■ Goal: Repeat the records below exactly.

■ Recorded data:
******************************
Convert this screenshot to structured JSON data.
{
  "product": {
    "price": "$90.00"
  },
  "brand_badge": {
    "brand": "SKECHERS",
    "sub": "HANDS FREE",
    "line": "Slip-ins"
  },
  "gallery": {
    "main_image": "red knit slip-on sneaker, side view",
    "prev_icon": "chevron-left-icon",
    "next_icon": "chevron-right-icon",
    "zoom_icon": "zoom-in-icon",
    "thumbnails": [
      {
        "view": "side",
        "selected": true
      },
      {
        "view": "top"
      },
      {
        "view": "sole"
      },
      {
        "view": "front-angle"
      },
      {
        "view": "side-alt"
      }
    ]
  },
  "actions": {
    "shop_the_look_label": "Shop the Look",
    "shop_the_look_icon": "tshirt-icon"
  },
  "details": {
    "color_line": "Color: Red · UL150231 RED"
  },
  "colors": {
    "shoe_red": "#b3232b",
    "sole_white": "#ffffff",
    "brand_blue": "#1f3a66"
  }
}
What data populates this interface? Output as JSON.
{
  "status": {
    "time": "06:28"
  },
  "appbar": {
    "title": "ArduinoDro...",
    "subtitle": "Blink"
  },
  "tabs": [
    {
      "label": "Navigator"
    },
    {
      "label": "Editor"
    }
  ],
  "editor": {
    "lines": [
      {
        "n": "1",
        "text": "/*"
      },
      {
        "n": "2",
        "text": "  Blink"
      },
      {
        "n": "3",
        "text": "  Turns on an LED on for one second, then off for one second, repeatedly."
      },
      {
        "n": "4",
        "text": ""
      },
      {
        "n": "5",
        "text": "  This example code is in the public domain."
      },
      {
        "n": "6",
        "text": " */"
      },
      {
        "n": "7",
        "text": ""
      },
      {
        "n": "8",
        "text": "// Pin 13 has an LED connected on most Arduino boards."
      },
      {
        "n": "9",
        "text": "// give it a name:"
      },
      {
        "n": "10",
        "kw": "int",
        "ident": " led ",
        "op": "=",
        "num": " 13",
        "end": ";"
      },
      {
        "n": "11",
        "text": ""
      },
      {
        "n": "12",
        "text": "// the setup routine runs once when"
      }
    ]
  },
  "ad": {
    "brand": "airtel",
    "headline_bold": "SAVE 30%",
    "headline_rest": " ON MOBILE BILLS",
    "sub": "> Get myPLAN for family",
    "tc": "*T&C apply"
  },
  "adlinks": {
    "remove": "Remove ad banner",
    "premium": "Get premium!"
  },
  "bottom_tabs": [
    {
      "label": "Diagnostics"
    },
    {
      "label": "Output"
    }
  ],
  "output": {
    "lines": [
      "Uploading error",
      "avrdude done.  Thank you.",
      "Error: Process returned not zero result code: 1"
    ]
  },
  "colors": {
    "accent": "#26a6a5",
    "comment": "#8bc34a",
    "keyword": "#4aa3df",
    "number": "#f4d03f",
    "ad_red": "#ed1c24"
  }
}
******************************
■ Response below:
Convert this screenshot to structured JSON data.
{
  "product": {
    "price": "$90.00"
  },
  "brand_badge": {
    "brand": "SKECHERS",
    "sub": "HANDS FREE",
    "line": "Slip-ins"
  },
  "gallery": {
    "main_image": "red knit slip-on sneaker, side view",
    "prev_icon": "chevron-left-icon",
    "next_icon": "chevron-right-icon",
    "zoom_icon": "zoom-in-icon",
    "thumbnails": [
      {
        "view": "side",
        "selected": true
      },
      {
        "view": "top"
      },
      {
        "view": "sole"
      },
      {
        "view": "front-angle"
      },
      {
        "view": "side-alt"
      }
    ]
  },
  "actions": {
    "shop_the_look_label": "Shop the Look",
    "shop_the_look_icon": "tshirt-icon"
  },
  "details": {
    "color_line": "Color: Red · UL150231 RED"
  },
  "colors": {
    "shoe_red": "#b3232b",
    "sole_white": "#ffffff",
    "brand_blue": "#1f3a66"
  }
}
What data populates this interface? Output as JSON.
{
  "status": {
    "time": "06:28"
  },
  "appbar": {
    "title": "ArduinoDro...",
    "subtitle": "Blink"
  },
  "tabs": [
    {
      "label": "Navigator"
    },
    {
      "label": "Editor"
    }
  ],
  "editor": {
    "lines": [
      {
        "n": "1",
        "text": "/*"
      },
      {
        "n": "2",
        "text": "  Blink"
      },
      {
        "n": "3",
        "text": "  Turns on an LED on for one second, then off for one second, repeatedly."
      },
      {
        "n": "4",
        "text": ""
      },
      {
        "n": "5",
        "text": "  This example code is in the public domain."
      },
      {
        "n": "6",
        "text": " */"
      },
      {
        "n": "7",
        "text": ""
      },
      {
        "n": "8",
        "text": "// Pin 13 has an LED connected on most Arduino boards."
      },
      {
        "n": "9",
        "text": "// give it a name:"
      },
      {
        "n": "10",
        "kw": "int",
        "ident": " led ",
        "op": "=",
        "num": " 13",
        "end": ";"
      },
      {
        "n": "11",
        "text": ""
      },
      {
        "n": "12",
        "text": "// the setup routine runs once when"
      }
    ]
  },
  "ad": {
    "brand": "airtel",
    "headline_bold": "SAVE 30%",
    "headline_rest": " ON MOBILE BILLS",
    "sub": "> Get myPLAN for family",
    "tc": "*T&C apply"
  },
  "adlinks": {
    "remove": "Remove ad banner",
    "premium": "Get premium!"
  },
  "bottom_tabs": [
    {
      "label": "Diagnostics"
    },
    {
      "label": "Output"
    }
  ],
  "output": {
    "lines": [
      "Uploading error",
      "avrdude done.  Thank you.",
      "Error: Process returned not zero result code: 1"
    ]
  },
  "colors": {
    "accent": "#26a6a5",
    "comment": "#8bc34a",
    "keyword": "#4aa3df",
    "number": "#f4d03f",
    "ad_red": "#ed1c24"
  }
}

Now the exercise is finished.